For APU it's currently fetched on demand from debugfs. If you can
"easily" export a symbol I say go for it and include a patch in your
series. If not my suggestion is to stub this out and let Shyam and
Sanket fill in the stub after they can sort out the exporting it to
another driver.
>>
>> Andrey
>>
>> On 2022-03-08 11:46, Sharma, Shashank wrote:
>>> I have a very limited understanding of PMC driver and its interfaces,
>>> so I would just go ahead and rely on Andrey's
>>> judgement/recommendation on this :)
>>>
>>> - Shashank
>>>
>>> On 3/8/2022 5:39 PM, Andrey Grodzovsky wrote:
>>>> As long as PMC driver provides clear interface to retrieve the info
>>>> there should be no issue to call either amdgpu interface or PMC
>>>> interface using IS_APU (or something alike in the code)
>>>> We probably should add a wrapper function around this logic in amdgpu.

=== What you are asked to do ===
Reproduce verbatim the stretch of the mailing-list excerpt from "For APU it's" through "another driver.".

=== Given data ===
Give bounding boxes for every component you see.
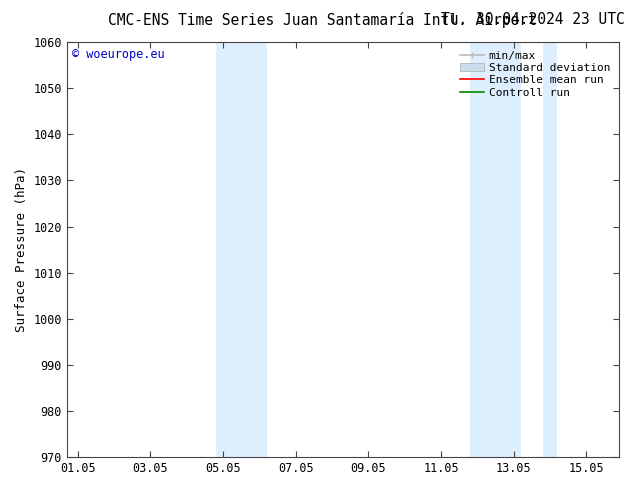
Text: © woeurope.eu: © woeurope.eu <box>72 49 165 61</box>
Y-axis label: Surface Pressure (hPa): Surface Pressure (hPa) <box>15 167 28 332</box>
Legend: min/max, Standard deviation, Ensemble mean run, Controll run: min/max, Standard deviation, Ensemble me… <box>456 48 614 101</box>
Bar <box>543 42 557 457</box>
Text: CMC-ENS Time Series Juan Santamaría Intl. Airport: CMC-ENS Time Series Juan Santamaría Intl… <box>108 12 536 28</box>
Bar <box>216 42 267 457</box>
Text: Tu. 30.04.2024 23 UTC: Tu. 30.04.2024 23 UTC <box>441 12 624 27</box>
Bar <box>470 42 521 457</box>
--
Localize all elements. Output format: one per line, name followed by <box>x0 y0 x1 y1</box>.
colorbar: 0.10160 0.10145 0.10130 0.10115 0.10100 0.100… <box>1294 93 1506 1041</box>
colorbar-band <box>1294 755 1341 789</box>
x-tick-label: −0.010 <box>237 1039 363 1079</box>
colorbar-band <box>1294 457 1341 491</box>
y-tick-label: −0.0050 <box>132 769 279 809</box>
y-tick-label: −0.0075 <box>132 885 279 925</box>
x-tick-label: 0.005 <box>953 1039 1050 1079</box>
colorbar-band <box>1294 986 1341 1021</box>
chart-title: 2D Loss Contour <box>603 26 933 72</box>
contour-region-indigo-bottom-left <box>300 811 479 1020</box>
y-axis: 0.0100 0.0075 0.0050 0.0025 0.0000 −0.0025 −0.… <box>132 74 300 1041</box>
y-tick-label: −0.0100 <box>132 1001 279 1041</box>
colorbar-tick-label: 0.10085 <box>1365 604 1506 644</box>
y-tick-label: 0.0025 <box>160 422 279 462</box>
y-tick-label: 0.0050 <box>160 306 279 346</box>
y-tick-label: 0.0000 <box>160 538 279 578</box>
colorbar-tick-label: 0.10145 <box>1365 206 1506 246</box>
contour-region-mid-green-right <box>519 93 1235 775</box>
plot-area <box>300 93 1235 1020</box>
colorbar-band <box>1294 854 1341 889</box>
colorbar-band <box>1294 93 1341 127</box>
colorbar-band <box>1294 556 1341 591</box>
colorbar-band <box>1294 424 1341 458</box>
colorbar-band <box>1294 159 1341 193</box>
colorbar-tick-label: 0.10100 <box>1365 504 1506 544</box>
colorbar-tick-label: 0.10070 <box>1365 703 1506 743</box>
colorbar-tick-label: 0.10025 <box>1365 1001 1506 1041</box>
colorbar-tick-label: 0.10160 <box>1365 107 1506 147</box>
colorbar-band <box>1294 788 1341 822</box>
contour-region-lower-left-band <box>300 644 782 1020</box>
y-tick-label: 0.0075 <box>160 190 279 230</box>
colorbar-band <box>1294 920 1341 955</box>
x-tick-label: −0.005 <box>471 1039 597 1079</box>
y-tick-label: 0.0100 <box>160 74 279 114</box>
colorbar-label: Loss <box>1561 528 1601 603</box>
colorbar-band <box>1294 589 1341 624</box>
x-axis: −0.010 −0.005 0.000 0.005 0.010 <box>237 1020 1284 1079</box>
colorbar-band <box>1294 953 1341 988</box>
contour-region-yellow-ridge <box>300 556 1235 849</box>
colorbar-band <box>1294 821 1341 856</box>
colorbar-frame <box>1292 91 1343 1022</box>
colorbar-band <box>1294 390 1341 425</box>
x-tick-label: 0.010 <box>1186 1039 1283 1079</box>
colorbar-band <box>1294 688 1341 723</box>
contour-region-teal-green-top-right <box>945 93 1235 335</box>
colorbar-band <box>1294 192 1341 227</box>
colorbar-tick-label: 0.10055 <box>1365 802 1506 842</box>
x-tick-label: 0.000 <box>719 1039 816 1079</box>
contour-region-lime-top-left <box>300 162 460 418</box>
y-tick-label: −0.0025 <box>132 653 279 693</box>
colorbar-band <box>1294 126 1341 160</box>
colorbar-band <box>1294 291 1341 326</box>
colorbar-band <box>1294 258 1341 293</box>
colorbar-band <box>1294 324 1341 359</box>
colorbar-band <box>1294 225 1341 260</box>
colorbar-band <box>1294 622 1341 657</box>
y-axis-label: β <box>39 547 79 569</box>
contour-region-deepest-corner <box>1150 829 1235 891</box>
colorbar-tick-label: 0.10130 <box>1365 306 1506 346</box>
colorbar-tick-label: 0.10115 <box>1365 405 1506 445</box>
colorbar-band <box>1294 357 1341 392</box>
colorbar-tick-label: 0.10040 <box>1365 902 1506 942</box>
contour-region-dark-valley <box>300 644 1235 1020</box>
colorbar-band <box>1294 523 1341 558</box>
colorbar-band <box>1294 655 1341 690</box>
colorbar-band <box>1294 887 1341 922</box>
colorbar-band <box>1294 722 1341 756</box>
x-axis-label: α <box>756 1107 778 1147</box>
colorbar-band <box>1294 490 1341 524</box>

=== Reply to the exercise ===
For APU it's currently fetched on demand from debugfs. If you can
"easily" export a symbol I say go for it and include a patch in your
series. If not my suggestion is to stub this out and let Shyam and
Sanket fill in the stub after they can sort out the exporting it to
another driver.